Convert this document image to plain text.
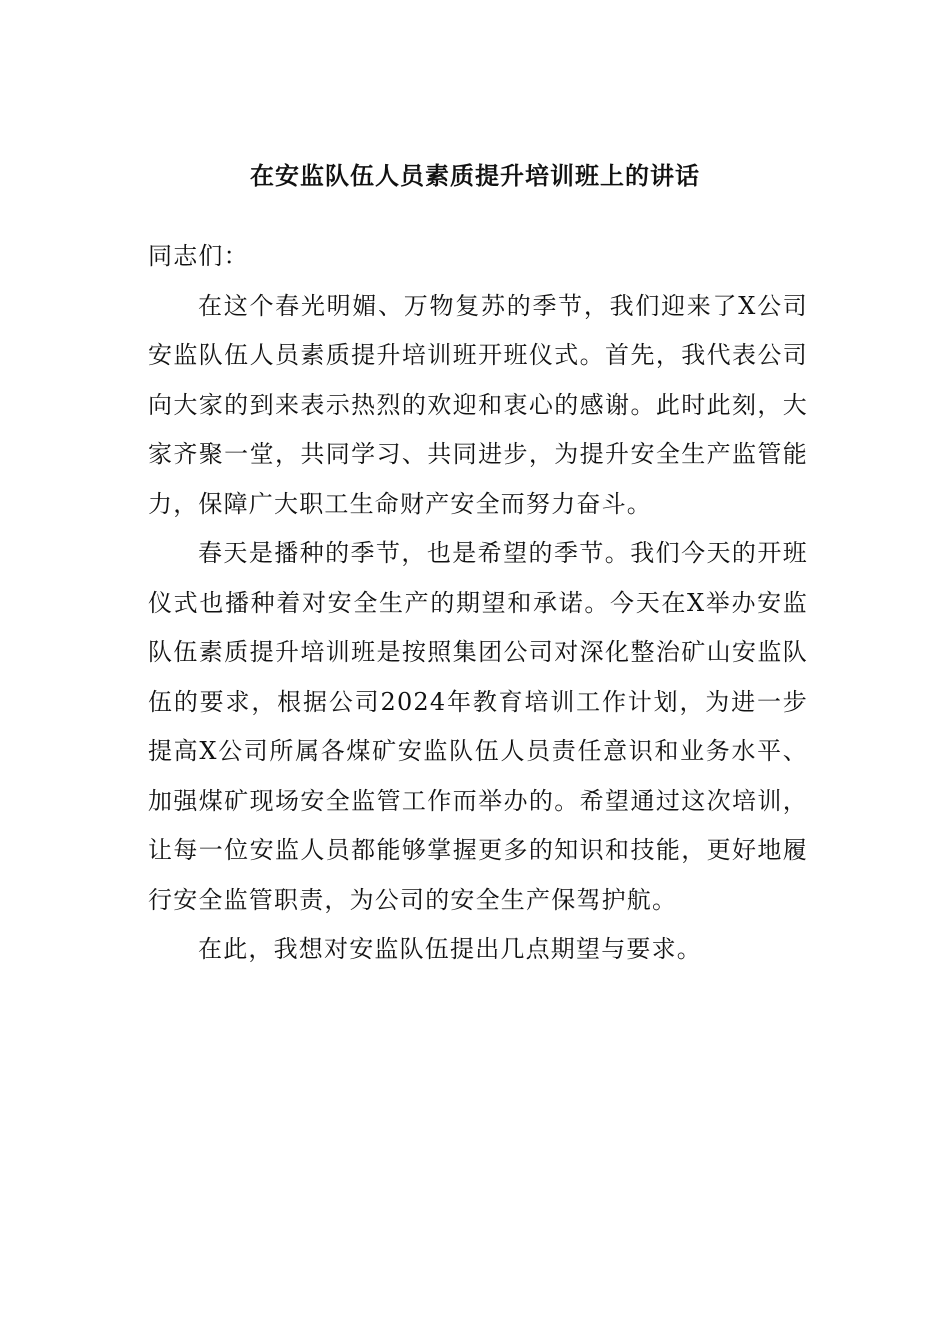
在安监队伍人员素质提升培训班上的讲话

同志们：

在这个春光明媚、万物复苏的季节，我们迎来了X公司安监队伍人员素质提升培训班开班仪式。首先，我代表公司向大家的到来表示热烈的欢迎和衷心的感谢。此时此刻，大家齐聚一堂，共同学习、共同进步，为提升安全生产监管能力，保障广大职工生命财产安全而努力奋斗。

春天是播种的季节，也是希望的季节。我们今天的开班仪式也播种着对安全生产的期望和承诺。今天在X举办安监队伍素质提升培训班是按照集团公司对深化整治矿山安监队伍的要求，根据公司2024年教育培训工作计划，为进一步提高X公司所属各煤矿安监队伍人员责任意识和业务水平、加强煤矿现场安全监管工作而举办的。希望通过这次培训，让每一位安监人员都能够掌握更多的知识和技能，更好地履行安全监管职责，为公司的安全生产保驾护航。

在此，我想对安监队伍提出几点期望与要求。
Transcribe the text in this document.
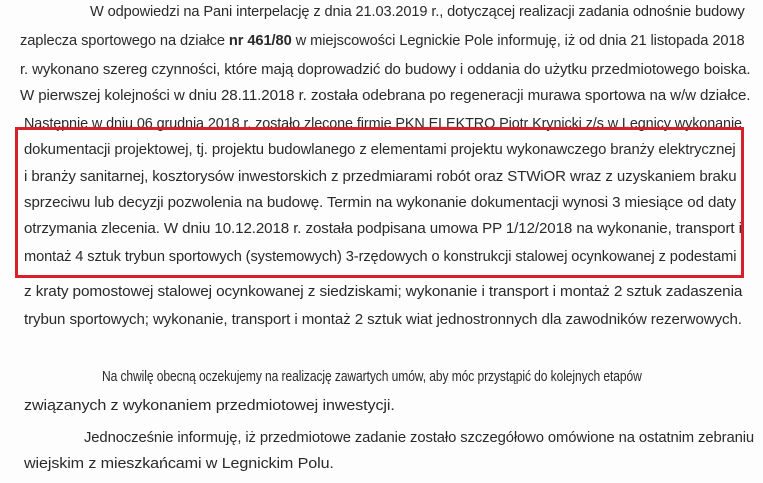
W odpowiedzi na Pani interpelację z dnia 21.03.2019 r., dotyczącej realizacji zadania odnośnie budowy
zaplecza sportowego na działce nr 461/80 w miejscowości Legnickie Pole informuję, iż od dnia 21 listopada 2018
r. wykonano szereg czynności, które mają doprowadzić do budowy i oddania do użytku przedmiotowego boiska.
W pierwszej kolejności w dniu 28.11.2018 r. została odebrana po regeneracji murawa sportowa na w/w działce.
Następnie w dniu 06 grudnia 2018 r. zostało zlecone firmie PKN ELEKTRO Piotr Krynicki z/s w Legnicy wykonanie
dokumentacji projektowej, tj. projektu budowlanego z elementami projektu wykonawczego branży elektrycznej
i branży sanitarnej, kosztorysów inwestorskich z przedmiarami robót oraz STWiOR wraz z uzyskaniem braku
sprzeciwu lub decyzji pozwolenia na budowę. Termin na wykonanie dokumentacji wynosi 3 miesiące od daty
otrzymania zlecenia. W dniu 10.12.2018 r. została podpisana umowa PP 1/12/2018 na wykonanie, transport i
montaż 4 sztuk trybun sportowych (systemowych) 3-rzędowych o konstrukcji stalowej ocynkowanej z podestami
z kraty pomostowej stalowej ocynkowanej z siedziskami; wykonanie i transport i montaż 2 sztuk zadaszenia
trybun sportowych; wykonanie, transport i montaż 2 sztuk wiat jednostronnych dla zawodników rezerwowych.
Na chwilę obecną oczekujemy na realizację zawartych umów, aby móc przystąpić do kolejnych etapów
związanych z wykonaniem przedmiotowej inwestycji.
Jednocześnie informuję, iż przedmiotowe zadanie zostało szczegółowo omówione na ostatnim zebraniu
wiejskim z mieszkańcami w Legnickim Polu.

Work to be completed: Set the data above down again exactly as given, with no pictures.

Finished task:
Convert this document image to plain text.
在安监队伍人员素质提升培训班上的讲话

同志们：

在这个春光明媚、万物复苏的季节，我们迎来了X公司安监队伍人员素质提升培训班开班仪式。首先，我代表公司向大家的到来表示热烈的欢迎和衷心的感谢。此时此刻，大家齐聚一堂，共同学习、共同进步，为提升安全生产监管能力，保障广大职工生命财产安全而努力奋斗。

春天是播种的季节，也是希望的季节。我们今天的开班仪式也播种着对安全生产的期望和承诺。今天在X举办安监队伍素质提升培训班是按照集团公司对深化整治矿山安监队伍的要求，根据公司2024年教育培训工作计划，为进一步提高X公司所属各煤矿安监队伍人员责任意识和业务水平、加强煤矿现场安全监管工作而举办的。希望通过这次培训，让每一位安监人员都能够掌握更多的知识和技能，更好地履行安全监管职责，为公司的安全生产保驾护航。

在此，我想对安监队伍提出几点期望与要求。
Transcribe the text in this document.
W odpowiedzi na Pani interpelację z dnia 21.03.2019 r., dotyczącej realizacji zadania odnośnie budowy
zaplecza sportowego na działce nr 461/80 w miejscowości Legnickie Pole informuję, iż od dnia 21 listopada 2018
r. wykonano szereg czynności, które mają doprowadzić do budowy i oddania do użytku przedmiotowego boiska.
W pierwszej kolejności w dniu 28.11.2018 r. została odebrana po regeneracji murawa sportowa na w/w działce.
Następnie w dniu 06 grudnia 2018 r. zostało zlecone firmie PKN ELEKTRO Piotr Krynicki z/s w Legnicy wykonanie
dokumentacji projektowej, tj. projektu budowlanego z elementami projektu wykonawczego branży elektrycznej
i branży sanitarnej, kosztorysów inwestorskich z przedmiarami robót oraz STWiOR wraz z uzyskaniem braku
sprzeciwu lub decyzji pozwolenia na budowę. Termin na wykonanie dokumentacji wynosi 3 miesiące od daty
otrzymania zlecenia. W dniu 10.12.2018 r. została podpisana umowa PP 1/12/2018 na wykonanie, transport i
montaż 4 sztuk trybun sportowych (systemowych) 3-rzędowych o konstrukcji stalowej ocynkowanej z podestami
z kraty pomostowej stalowej ocynkowanej z siedziskami; wykonanie i transport i montaż 2 sztuk zadaszenia
trybun sportowych; wykonanie, transport i montaż 2 sztuk wiat jednostronnych dla zawodników rezerwowych.
Na chwilę obecną oczekujemy na realizację zawartych umów, aby móc przystąpić do kolejnych etapów
związanych z wykonaniem przedmiotowej inwestycji.
Jednocześnie informuję, iż przedmiotowe zadanie zostało szczegółowo omówione na ostatnim zebraniu
wiejskim z mieszkańcami w Legnickim Polu.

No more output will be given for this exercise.